Exercise description: Copy out all of the material exactly.

[Begin Entries]

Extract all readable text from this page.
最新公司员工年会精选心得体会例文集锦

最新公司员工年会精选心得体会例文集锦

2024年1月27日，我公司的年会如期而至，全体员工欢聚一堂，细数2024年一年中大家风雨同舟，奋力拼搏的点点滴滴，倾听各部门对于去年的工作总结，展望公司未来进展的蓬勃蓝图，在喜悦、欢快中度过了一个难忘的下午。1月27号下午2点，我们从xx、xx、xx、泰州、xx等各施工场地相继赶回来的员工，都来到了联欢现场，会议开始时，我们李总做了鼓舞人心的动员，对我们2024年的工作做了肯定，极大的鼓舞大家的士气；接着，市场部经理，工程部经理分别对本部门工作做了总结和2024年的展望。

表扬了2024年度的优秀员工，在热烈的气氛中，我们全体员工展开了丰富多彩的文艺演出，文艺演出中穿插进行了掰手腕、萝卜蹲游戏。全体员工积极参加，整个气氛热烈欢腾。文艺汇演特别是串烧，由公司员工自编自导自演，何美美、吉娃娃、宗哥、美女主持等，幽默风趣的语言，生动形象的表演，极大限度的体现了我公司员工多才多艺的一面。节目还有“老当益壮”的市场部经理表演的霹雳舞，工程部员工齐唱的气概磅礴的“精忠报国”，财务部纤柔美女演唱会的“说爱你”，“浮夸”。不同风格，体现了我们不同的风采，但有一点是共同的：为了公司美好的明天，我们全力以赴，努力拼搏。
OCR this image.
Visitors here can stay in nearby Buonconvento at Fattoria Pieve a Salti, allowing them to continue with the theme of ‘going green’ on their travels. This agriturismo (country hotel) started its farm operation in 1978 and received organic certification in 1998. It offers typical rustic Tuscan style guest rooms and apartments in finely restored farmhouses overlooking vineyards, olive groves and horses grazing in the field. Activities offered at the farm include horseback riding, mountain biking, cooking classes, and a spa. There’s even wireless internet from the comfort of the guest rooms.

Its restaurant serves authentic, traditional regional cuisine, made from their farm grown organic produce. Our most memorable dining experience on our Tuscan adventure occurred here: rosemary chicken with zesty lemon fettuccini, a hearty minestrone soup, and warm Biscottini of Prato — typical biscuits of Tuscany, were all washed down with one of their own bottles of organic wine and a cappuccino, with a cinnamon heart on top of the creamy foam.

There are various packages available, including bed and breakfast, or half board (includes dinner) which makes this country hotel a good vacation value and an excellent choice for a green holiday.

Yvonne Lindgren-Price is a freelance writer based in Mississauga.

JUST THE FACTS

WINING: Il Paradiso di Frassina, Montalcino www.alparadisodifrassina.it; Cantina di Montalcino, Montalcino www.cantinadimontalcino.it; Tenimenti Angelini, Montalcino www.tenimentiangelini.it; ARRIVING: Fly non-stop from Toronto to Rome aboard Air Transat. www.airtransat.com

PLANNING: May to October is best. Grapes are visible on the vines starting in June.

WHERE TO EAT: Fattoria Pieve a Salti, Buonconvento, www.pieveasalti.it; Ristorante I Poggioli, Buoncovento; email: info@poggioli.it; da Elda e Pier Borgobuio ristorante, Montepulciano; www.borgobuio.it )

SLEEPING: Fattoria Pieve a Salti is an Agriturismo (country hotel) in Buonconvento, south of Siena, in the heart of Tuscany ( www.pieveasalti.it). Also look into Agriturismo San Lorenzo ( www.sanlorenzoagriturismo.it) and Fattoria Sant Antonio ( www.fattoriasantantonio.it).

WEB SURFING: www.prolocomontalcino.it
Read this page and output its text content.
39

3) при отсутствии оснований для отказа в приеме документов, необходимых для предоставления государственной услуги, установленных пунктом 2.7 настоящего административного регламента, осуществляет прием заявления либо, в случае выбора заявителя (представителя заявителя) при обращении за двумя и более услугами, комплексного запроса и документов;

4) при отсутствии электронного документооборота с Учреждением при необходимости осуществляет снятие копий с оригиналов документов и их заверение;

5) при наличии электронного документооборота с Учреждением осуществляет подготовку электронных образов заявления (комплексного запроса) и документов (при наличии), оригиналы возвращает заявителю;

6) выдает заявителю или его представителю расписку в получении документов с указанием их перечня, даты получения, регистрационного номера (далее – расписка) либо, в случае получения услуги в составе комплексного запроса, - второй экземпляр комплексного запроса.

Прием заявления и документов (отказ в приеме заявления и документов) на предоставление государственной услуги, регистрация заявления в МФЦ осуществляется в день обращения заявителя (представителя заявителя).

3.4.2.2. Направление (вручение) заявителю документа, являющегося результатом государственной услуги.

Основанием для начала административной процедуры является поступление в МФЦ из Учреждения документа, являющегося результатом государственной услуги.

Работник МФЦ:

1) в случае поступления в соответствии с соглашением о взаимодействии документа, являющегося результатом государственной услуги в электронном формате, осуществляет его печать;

[End Entries]

Exercise response:
Extract all readable text from this page.
最新公司员工年会精选心得体会例文集锦

最新公司员工年会精选心得体会例文集锦

2024年1月27日，我公司的年会如期而至，全体员工欢聚一堂，细数2024年一年中大家风雨同舟，奋力拼搏的点点滴滴，倾听各部门对于去年的工作总结，展望公司未来进展的蓬勃蓝图，在喜悦、欢快中度过了一个难忘的下午。1月27号下午2点，我们从xx、xx、xx、泰州、xx等各施工场地相继赶回来的员工，都来到了联欢现场，会议开始时，我们李总做了鼓舞人心的动员，对我们2024年的工作做了肯定，极大的鼓舞大家的士气；接着，市场部经理，工程部经理分别对本部门工作做了总结和2024年的展望。

表扬了2024年度的优秀员工，在热烈的气氛中，我们全体员工展开了丰富多彩的文艺演出，文艺演出中穿插进行了掰手腕、萝卜蹲游戏。全体员工积极参加，整个气氛热烈欢腾。文艺汇演特别是串烧，由公司员工自编自导自演，何美美、吉娃娃、宗哥、美女主持等，幽默风趣的语言，生动形象的表演，极大限度的体现了我公司员工多才多艺的一面。节目还有“老当益壮”的市场部经理表演的霹雳舞，工程部员工齐唱的气概磅礴的“精忠报国”，财务部纤柔美女演唱会的“说爱你”，“浮夸”。不同风格，体现了我们不同的风采，但有一点是共同的：为了公司美好的明天，我们全力以赴，努力拼搏。
OCR this image.
Visitors here can stay in nearby Buonconvento at Fattoria Pieve a Salti, allowing them to continue with the theme of ‘going green’ on their travels. This agriturismo (country hotel) started its farm operation in 1978 and received organic certification in 1998. It offers typical rustic Tuscan style guest rooms and apartments in finely restored farmhouses overlooking vineyards, olive groves and horses grazing in the field. Activities offered at the farm include horseback riding, mountain biking, cooking classes, and a spa. There’s even wireless internet from the comfort of the guest rooms.

Its restaurant serves authentic, traditional regional cuisine, made from their farm grown organic produce. Our most memorable dining experience on our Tuscan adventure occurred here: rosemary chicken with zesty lemon fettuccini, a hearty minestrone soup, and warm Biscottini of Prato — typical biscuits of Tuscany, were all washed down with one of their own bottles of organic wine and a cappuccino, with a cinnamon heart on top of the creamy foam.

There are various packages available, including bed and breakfast, or half board (includes dinner) which makes this country hotel a good vacation value and an excellent choice for a green holiday.

Yvonne Lindgren-Price is a freelance writer based in Mississauga.

JUST THE FACTS

WINING: Il Paradiso di Frassina, Montalcino www.alparadisodifrassina.it; Cantina di Montalcino, Montalcino www.cantinadimontalcino.it; Tenimenti Angelini, Montalcino www.tenimentiangelini.it; ARRIVING: Fly non-stop from Toronto to Rome aboard Air Transat. www.airtransat.com

PLANNING: May to October is best. Grapes are visible on the vines starting in June.

WHERE TO EAT: Fattoria Pieve a Salti, Buonconvento, www.pieveasalti.it; Ristorante I Poggioli, Buoncovento; email: info@poggioli.it; da Elda e Pier Borgobuio ristorante, Montepulciano; www.borgobuio.it )

SLEEPING: Fattoria Pieve a Salti is an Agriturismo (country hotel) in Buonconvento, south of Siena, in the heart of Tuscany ( www.pieveasalti.it). Also look into Agriturismo San Lorenzo ( www.sanlorenzoagriturismo.it) and Fattoria Sant Antonio ( www.fattoriasantantonio.it).

WEB SURFING: www.prolocomontalcino.it
Read this page and output its text content.
39

3) при отсутствии оснований для отказа в приеме документов, необходимых для предоставления государственной услуги, установленных пунктом 2.7 настоящего административного регламента, осуществляет прием заявления либо, в случае выбора заявителя (представителя заявителя) при обращении за двумя и более услугами, комплексного запроса и документов;

4) при отсутствии электронного документооборота с Учреждением при необходимости осуществляет снятие копий с оригиналов документов и их заверение;

5) при наличии электронного документооборота с Учреждением осуществляет подготовку электронных образов заявления (комплексного запроса) и документов (при наличии), оригиналы возвращает заявителю;

6) выдает заявителю или его представителю расписку в получении документов с указанием их перечня, даты получения, регистрационного номера (далее – расписка) либо, в случае получения услуги в составе комплексного запроса, - второй экземпляр комплексного запроса.

Прием заявления и документов (отказ в приеме заявления и документов) на предоставление государственной услуги, регистрация заявления в МФЦ осуществляется в день обращения заявителя (представителя заявителя).

3.4.2.2. Направление (вручение) заявителю документа, являющегося результатом государственной услуги.

Основанием для начала административной процедуры является поступление в МФЦ из Учреждения документа, являющегося результатом государственной услуги.

Работник МФЦ:

1) в случае поступления в соответствии с соглашением о взаимодействии документа, являющегося результатом государственной услуги в электронном формате, осуществляет его печать;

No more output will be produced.